**DETALLES DE LA TAREA:**
Reproduce sin cambios las líneas que empiezan en la que contiene "confirm-button[interactable]: ✔ —" y terminan en la que contiene "close-button[interactable]: ✕ —", ambas incluidas.
────────────────
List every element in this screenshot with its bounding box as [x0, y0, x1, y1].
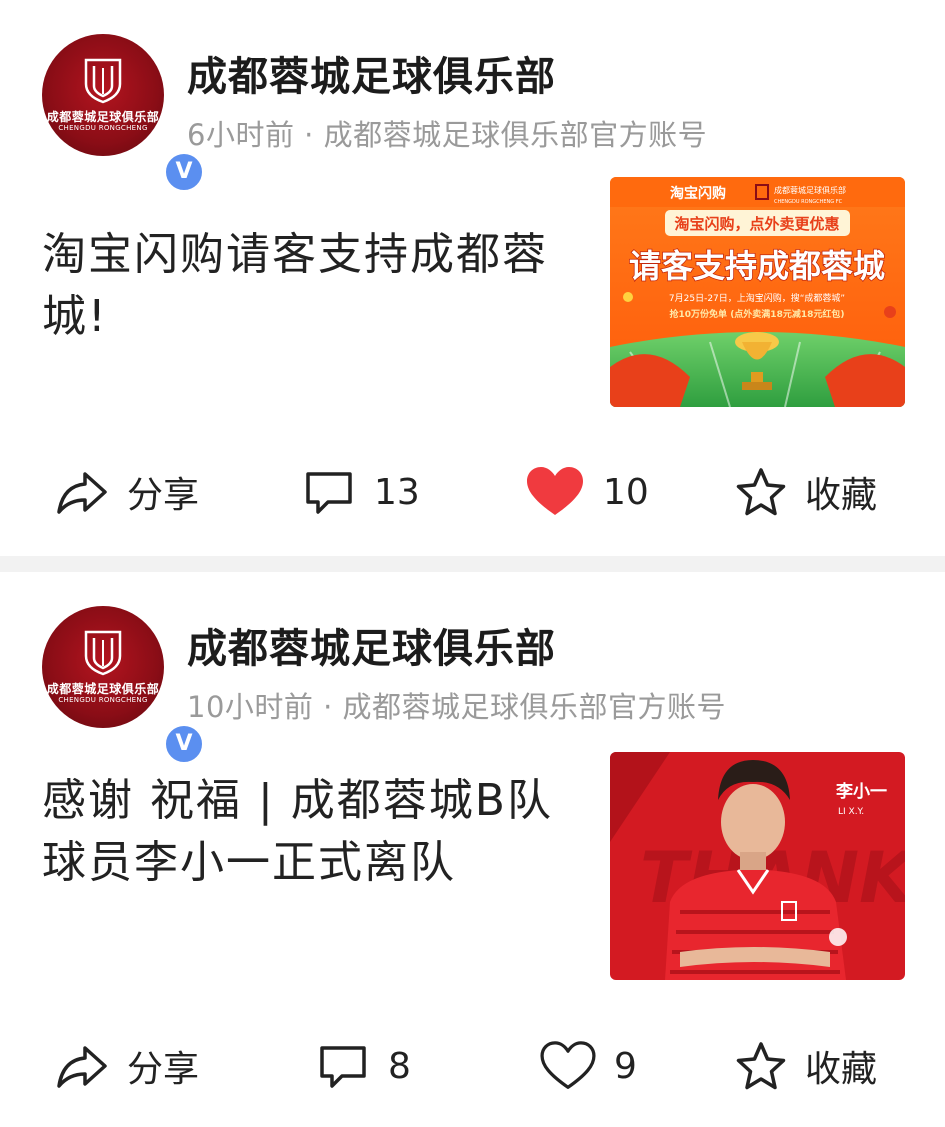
share-button[interactable]: 分享: [55, 1032, 199, 1100]
post-meta: 6小时前 · 成都蓉城足球俱乐部官方账号: [187, 118, 708, 152]
thumb-detail-2: 抢10万份免单 (点外卖满18元减18元红包): [670, 308, 845, 320]
author-name[interactable]: 成都蓉城足球俱乐部: [187, 616, 556, 674]
avatar-club-name-en: CHENGDU RONGCHENG: [58, 124, 148, 132]
thumb-brand-left: 淘宝闪购: [670, 185, 726, 202]
post-divider: [0, 556, 945, 572]
heart-outline-icon: [540, 1041, 596, 1089]
star-icon: [736, 468, 786, 516]
post-title[interactable]: 感谢 祝福 | 成都蓉城B队球员李小一正式离队: [42, 770, 582, 894]
share-button[interactable]: 分享: [55, 458, 199, 526]
thumb-tagline: 淘宝闪购，点外卖更优惠: [673, 215, 839, 233]
share-icon: [57, 1046, 107, 1088]
like-button[interactable]: 9: [540, 1032, 637, 1100]
comment-icon: [306, 472, 352, 514]
comment-icon: [320, 1046, 366, 1088]
post-actions: 分享 8 9 收藏: [0, 1032, 945, 1100]
post-thumbnail[interactable]: 淘宝闪购 成都蓉城足球俱乐部 CHENGDU RONGCHENG FC 淘宝闪购…: [610, 177, 905, 407]
feed: 成都蓉城足球俱乐部 CHENGDU RONGCHENG V 成都蓉城足球俱乐部 …: [0, 0, 945, 1127]
post-meta: 10小时前 · 成都蓉城足球俱乐部官方账号: [187, 690, 727, 724]
post-card[interactable]: 成都蓉城足球俱乐部 CHENGDU RONGCHENG V 成都蓉城足球俱乐部 …: [0, 572, 945, 1127]
club-crest-icon: [84, 630, 122, 676]
verified-badge-icon: V: [162, 722, 206, 766]
club-crest-icon: [84, 58, 122, 104]
post-title[interactable]: 淘宝闪购请客支持成都蓉城!: [42, 224, 562, 348]
avatar[interactable]: 成都蓉城足球俱乐部 CHENGDU RONGCHENG V: [42, 34, 206, 194]
favorite-label: 收藏: [805, 1049, 878, 1090]
comment-button[interactable]: 8: [316, 1032, 411, 1100]
share-label: 分享: [127, 475, 200, 516]
thumb-player-name: 李小一: [836, 781, 887, 802]
post-actions: 分享 13 10 收藏: [0, 458, 945, 526]
thumb-headline: 请客支持成都蓉城: [629, 247, 885, 285]
avatar-club-name: 成都蓉城足球俱乐部: [46, 682, 160, 696]
thumb-brand-right: 成都蓉城足球俱乐部: [774, 185, 846, 195]
like-count: 9: [614, 1045, 637, 1087]
comment-count: 13: [374, 471, 420, 513]
favorite-label: 收藏: [805, 475, 878, 516]
post-thumbnail[interactable]: THANK 李小一 LI X.Y.: [610, 752, 905, 980]
favorite-button[interactable]: 收藏: [735, 458, 877, 526]
share-label: 分享: [127, 1049, 200, 1090]
author-name[interactable]: 成都蓉城足球俱乐部: [187, 44, 556, 102]
avatar-club-name-en: CHENGDU RONGCHENG: [58, 696, 148, 704]
comment-count: 8: [388, 1045, 411, 1087]
heart-filled-icon: [527, 467, 583, 515]
thumb-brand-right-en: CHENGDU RONGCHENG FC: [774, 199, 843, 205]
thumb-detail-1: 7月25日-27日，上淘宝闪购，搜“成都蓉城”: [669, 292, 845, 304]
avatar[interactable]: 成都蓉城足球俱乐部 CHENGDU RONGCHENG V: [42, 606, 206, 766]
post-card[interactable]: 成都蓉城足球俱乐部 CHENGDU RONGCHENG V 成都蓉城足球俱乐部 …: [0, 0, 945, 556]
star-icon: [736, 1042, 786, 1090]
share-icon: [57, 472, 107, 514]
like-button[interactable]: 10: [525, 458, 649, 526]
verified-badge-icon: V: [162, 150, 206, 194]
comment-button[interactable]: 13: [302, 458, 420, 526]
favorite-button[interactable]: 收藏: [735, 1032, 877, 1100]
player-farewell-image: THANK 李小一 LI X.Y.: [610, 752, 905, 980]
avatar-club-name: 成都蓉城足球俱乐部: [46, 110, 160, 124]
like-count: 10: [603, 471, 649, 513]
promo-banner-image: 淘宝闪购 成都蓉城足球俱乐部 CHENGDU RONGCHENG FC 淘宝闪购…: [610, 177, 905, 407]
thumb-player-name-en: LI X.Y.: [838, 807, 864, 817]
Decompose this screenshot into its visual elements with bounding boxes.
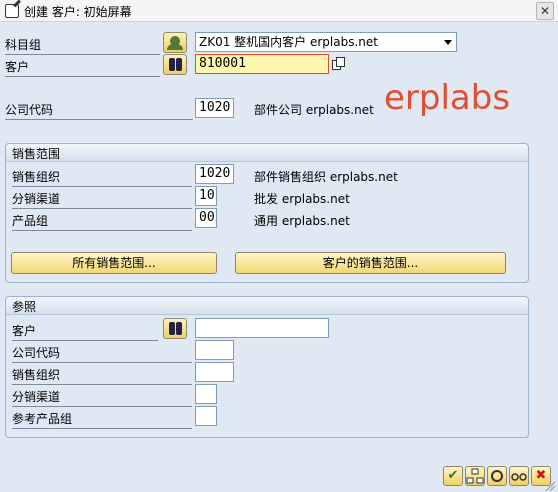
confirm-button[interactable]: ✔ — [443, 466, 463, 486]
ref-company-code-input[interactable] — [195, 340, 234, 360]
window-title: 创建 客户: 初始屏幕 — [24, 5, 132, 19]
distribution-channel-input[interactable]: 10 — [195, 186, 217, 206]
ref-sales-org-label: 销售组织 — [12, 366, 192, 385]
company-code-desc: 部件公司 erplabs.net — [254, 103, 374, 117]
sales-org-input[interactable]: 1020 — [195, 164, 234, 184]
copy-icon[interactable] — [332, 57, 346, 71]
distribution-channel-desc: 批发 erplabs.net — [254, 192, 350, 206]
ref-distribution-channel-input[interactable] — [195, 384, 217, 404]
more-button[interactable] — [509, 466, 529, 486]
ref-customer-search-button[interactable] — [163, 318, 187, 339]
customer-input[interactable]: 810001 — [195, 54, 329, 74]
ref-company-code-label: 公司代码 — [12, 344, 192, 363]
binoculars-icon — [169, 58, 175, 71]
refresh-icon — [491, 470, 503, 482]
account-group-label: 科目组 — [5, 36, 160, 55]
org-icon-button[interactable] — [465, 466, 485, 486]
ref-sales-org-input[interactable] — [195, 362, 234, 382]
erplabs-watermark: erplabs — [384, 78, 511, 118]
ref-customer-label: 客户 — [12, 322, 158, 341]
division-label: 产品组 — [12, 212, 192, 231]
binoculars-icon — [169, 322, 175, 335]
resize-grip-icon[interactable] — [544, 480, 556, 492]
chevron-down-icon[interactable] — [444, 40, 452, 45]
company-code-input[interactable]: 1020 — [195, 98, 234, 118]
sales-org-desc: 部件销售组织 erplabs.net — [254, 170, 398, 184]
distribution-channel-label: 分销渠道 — [12, 190, 192, 209]
customer-search-button[interactable] — [163, 54, 187, 75]
title-bar: 创建 客户: 初始屏幕 ✕ — [0, 0, 558, 22]
customer-sales-areas-button[interactable]: 客户的销售范围... — [235, 252, 506, 274]
ref-customer-input[interactable] — [195, 318, 329, 338]
edit-icon — [5, 4, 19, 18]
reference-title: 参照 — [6, 297, 528, 315]
account-group-value: ZK01 整机国内客户 erplabs.net — [199, 35, 378, 49]
division-input[interactable]: 00 — [195, 208, 217, 228]
company-code-label: 公司代码 — [5, 101, 193, 120]
org-structure-icon — [466, 468, 484, 484]
account-group-select[interactable]: ZK01 整机国内客户 erplabs.net — [195, 32, 457, 52]
close-button[interactable]: ✕ — [536, 2, 554, 20]
ref-division-label: 参考产品组 — [12, 410, 192, 429]
account-group-help-button[interactable] — [163, 32, 187, 53]
glasses-icon — [511, 473, 527, 481]
division-desc: 通用 erplabs.net — [254, 214, 350, 228]
sales-org-label: 销售组织 — [12, 168, 192, 187]
sales-area-title: 销售范围 — [6, 144, 528, 162]
customer-label: 客户 — [5, 58, 160, 77]
ref-division-input[interactable] — [195, 406, 217, 426]
all-sales-areas-button[interactable]: 所有销售范围... — [11, 252, 217, 274]
refresh-button[interactable] — [487, 466, 507, 486]
ref-distribution-channel-label: 分销渠道 — [12, 388, 192, 407]
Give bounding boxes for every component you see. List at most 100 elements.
────────────────
**RESPUESTA DEL EJERCICIO:**
confirm-button[interactable]: ✔ — [443, 466, 463, 486]
ref-company-code-input[interactable] — [195, 340, 234, 360]
window-title: 创建 客户: 初始屏幕 — [24, 5, 132, 19]
distribution-channel-input[interactable]: 10 — [195, 186, 217, 206]
ref-sales-org-label: 销售组织 — [12, 366, 192, 385]
company-code-desc: 部件公司 erplabs.net — [254, 103, 374, 117]
sales-org-input[interactable]: 1020 — [195, 164, 234, 184]
copy-icon[interactable] — [332, 57, 346, 71]
distribution-channel-desc: 批发 erplabs.net — [254, 192, 350, 206]
ref-distribution-channel-input[interactable] — [195, 384, 217, 404]
more-button[interactable] — [509, 466, 529, 486]
ref-customer-search-button[interactable] — [163, 318, 187, 339]
customer-input[interactable]: 810001 — [195, 54, 329, 74]
ref-company-code-label: 公司代码 — [12, 344, 192, 363]
binoculars-icon — [169, 58, 175, 71]
refresh-icon — [491, 470, 503, 482]
account-group-label: 科目组 — [5, 36, 160, 55]
org-icon-button[interactable] — [465, 466, 485, 486]
ref-sales-org-input[interactable] — [195, 362, 234, 382]
erplabs-watermark: erplabs — [384, 78, 511, 118]
ref-customer-label: 客户 — [12, 322, 158, 341]
division-label: 产品组 — [12, 212, 192, 231]
binoculars-icon — [169, 322, 175, 335]
resize-grip-icon[interactable] — [544, 480, 556, 492]
chevron-down-icon[interactable] — [444, 40, 452, 45]
company-code-input[interactable]: 1020 — [195, 98, 234, 118]
sales-org-desc: 部件销售组织 erplabs.net — [254, 170, 398, 184]
distribution-channel-label: 分销渠道 — [12, 190, 192, 209]
customer-search-button[interactable] — [163, 54, 187, 75]
title-bar: 创建 客户: 初始屏幕 ✕ — [0, 0, 558, 22]
customer-sales-areas-button[interactable]: 客户的销售范围... — [235, 252, 506, 274]
ref-customer-input[interactable] — [195, 318, 329, 338]
edit-icon — [5, 4, 19, 18]
reference-title: 参照 — [6, 297, 528, 315]
account-group-value: ZK01 整机国内客户 erplabs.net — [199, 35, 378, 49]
division-input[interactable]: 00 — [195, 208, 217, 228]
company-code-label: 公司代码 — [5, 101, 193, 120]
org-structure-icon — [466, 468, 484, 484]
account-group-select[interactable]: ZK01 整机国内客户 erplabs.net — [195, 32, 457, 52]
close-button[interactable]: ✕ — [536, 2, 554, 20]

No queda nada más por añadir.